→ **Raw records**:
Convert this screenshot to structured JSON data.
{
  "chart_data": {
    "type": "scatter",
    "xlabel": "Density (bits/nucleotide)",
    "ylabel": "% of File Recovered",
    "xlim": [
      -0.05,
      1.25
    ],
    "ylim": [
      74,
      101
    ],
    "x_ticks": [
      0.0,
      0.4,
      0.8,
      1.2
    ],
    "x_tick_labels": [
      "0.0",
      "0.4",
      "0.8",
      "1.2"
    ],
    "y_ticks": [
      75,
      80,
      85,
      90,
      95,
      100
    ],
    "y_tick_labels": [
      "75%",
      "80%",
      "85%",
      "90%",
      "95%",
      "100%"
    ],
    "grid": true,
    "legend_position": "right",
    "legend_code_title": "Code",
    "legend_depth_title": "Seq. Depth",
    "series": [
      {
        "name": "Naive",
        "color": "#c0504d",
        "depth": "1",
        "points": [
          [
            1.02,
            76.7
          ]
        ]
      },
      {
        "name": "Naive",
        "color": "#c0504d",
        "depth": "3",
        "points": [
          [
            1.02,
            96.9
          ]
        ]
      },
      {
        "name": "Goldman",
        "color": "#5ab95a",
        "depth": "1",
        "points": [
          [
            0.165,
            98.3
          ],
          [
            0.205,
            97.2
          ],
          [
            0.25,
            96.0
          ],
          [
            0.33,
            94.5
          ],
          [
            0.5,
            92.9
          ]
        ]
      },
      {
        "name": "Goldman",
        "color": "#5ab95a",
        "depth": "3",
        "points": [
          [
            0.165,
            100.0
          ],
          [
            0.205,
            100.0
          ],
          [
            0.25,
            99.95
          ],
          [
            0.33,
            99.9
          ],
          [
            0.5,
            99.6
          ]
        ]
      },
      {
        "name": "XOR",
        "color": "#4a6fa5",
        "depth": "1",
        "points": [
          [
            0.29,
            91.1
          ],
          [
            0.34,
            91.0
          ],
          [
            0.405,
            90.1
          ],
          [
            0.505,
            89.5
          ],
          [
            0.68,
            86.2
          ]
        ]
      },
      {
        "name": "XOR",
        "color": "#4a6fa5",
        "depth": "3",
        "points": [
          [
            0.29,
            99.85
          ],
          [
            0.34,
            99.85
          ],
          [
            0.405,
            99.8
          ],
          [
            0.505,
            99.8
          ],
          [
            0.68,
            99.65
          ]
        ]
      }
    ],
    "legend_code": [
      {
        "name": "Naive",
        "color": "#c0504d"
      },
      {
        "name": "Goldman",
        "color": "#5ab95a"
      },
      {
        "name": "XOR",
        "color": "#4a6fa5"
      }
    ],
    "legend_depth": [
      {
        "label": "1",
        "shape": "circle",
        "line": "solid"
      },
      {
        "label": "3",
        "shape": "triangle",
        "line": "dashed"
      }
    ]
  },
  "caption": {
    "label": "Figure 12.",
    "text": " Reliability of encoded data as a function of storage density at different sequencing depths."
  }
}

→ **EXERCISE DETAILS**:
Write out the whole listing again. Match it word for word.

→ **ANSWER FOR THE TASK**:
Convert this screenshot to structured JSON data.
{
  "chart_data": {
    "type": "scatter",
    "xlabel": "Density (bits/nucleotide)",
    "ylabel": "% of File Recovered",
    "xlim": [
      -0.05,
      1.25
    ],
    "ylim": [
      74,
      101
    ],
    "x_ticks": [
      0.0,
      0.4,
      0.8,
      1.2
    ],
    "x_tick_labels": [
      "0.0",
      "0.4",
      "0.8",
      "1.2"
    ],
    "y_ticks": [
      75,
      80,
      85,
      90,
      95,
      100
    ],
    "y_tick_labels": [
      "75%",
      "80%",
      "85%",
      "90%",
      "95%",
      "100%"
    ],
    "grid": true,
    "legend_position": "right",
    "legend_code_title": "Code",
    "legend_depth_title": "Seq. Depth",
    "series": [
      {
        "name": "Naive",
        "color": "#c0504d",
        "depth": "1",
        "points": [
          [
            1.02,
            76.7
          ]
        ]
      },
      {
        "name": "Naive",
        "color": "#c0504d",
        "depth": "3",
        "points": [
          [
            1.02,
            96.9
          ]
        ]
      },
      {
        "name": "Goldman",
        "color": "#5ab95a",
        "depth": "1",
        "points": [
          [
            0.165,
            98.3
          ],
          [
            0.205,
            97.2
          ],
          [
            0.25,
            96.0
          ],
          [
            0.33,
            94.5
          ],
          [
            0.5,
            92.9
          ]
        ]
      },
      {
        "name": "Goldman",
        "color": "#5ab95a",
        "depth": "3",
        "points": [
          [
            0.165,
            100.0
          ],
          [
            0.205,
            100.0
          ],
          [
            0.25,
            99.95
          ],
          [
            0.33,
            99.9
          ],
          [
            0.5,
            99.6
          ]
        ]
      },
      {
        "name": "XOR",
        "color": "#4a6fa5",
        "depth": "1",
        "points": [
          [
            0.29,
            91.1
          ],
          [
            0.34,
            91.0
          ],
          [
            0.405,
            90.1
          ],
          [
            0.505,
            89.5
          ],
          [
            0.68,
            86.2
          ]
        ]
      },
      {
        "name": "XOR",
        "color": "#4a6fa5",
        "depth": "3",
        "points": [
          [
            0.29,
            99.85
          ],
          [
            0.34,
            99.85
          ],
          [
            0.405,
            99.8
          ],
          [
            0.505,
            99.8
          ],
          [
            0.68,
            99.65
          ]
        ]
      }
    ],
    "legend_code": [
      {
        "name": "Naive",
        "color": "#c0504d"
      },
      {
        "name": "Goldman",
        "color": "#5ab95a"
      },
      {
        "name": "XOR",
        "color": "#4a6fa5"
      }
    ],
    "legend_depth": [
      {
        "label": "1",
        "shape": "circle",
        "line": "solid"
      },
      {
        "label": "3",
        "shape": "triangle",
        "line": "dashed"
      }
    ]
  },
  "caption": {
    "label": "Figure 12.",
    "text": " Reliability of encoded data as a function of storage density at different sequencing depths."
  }
}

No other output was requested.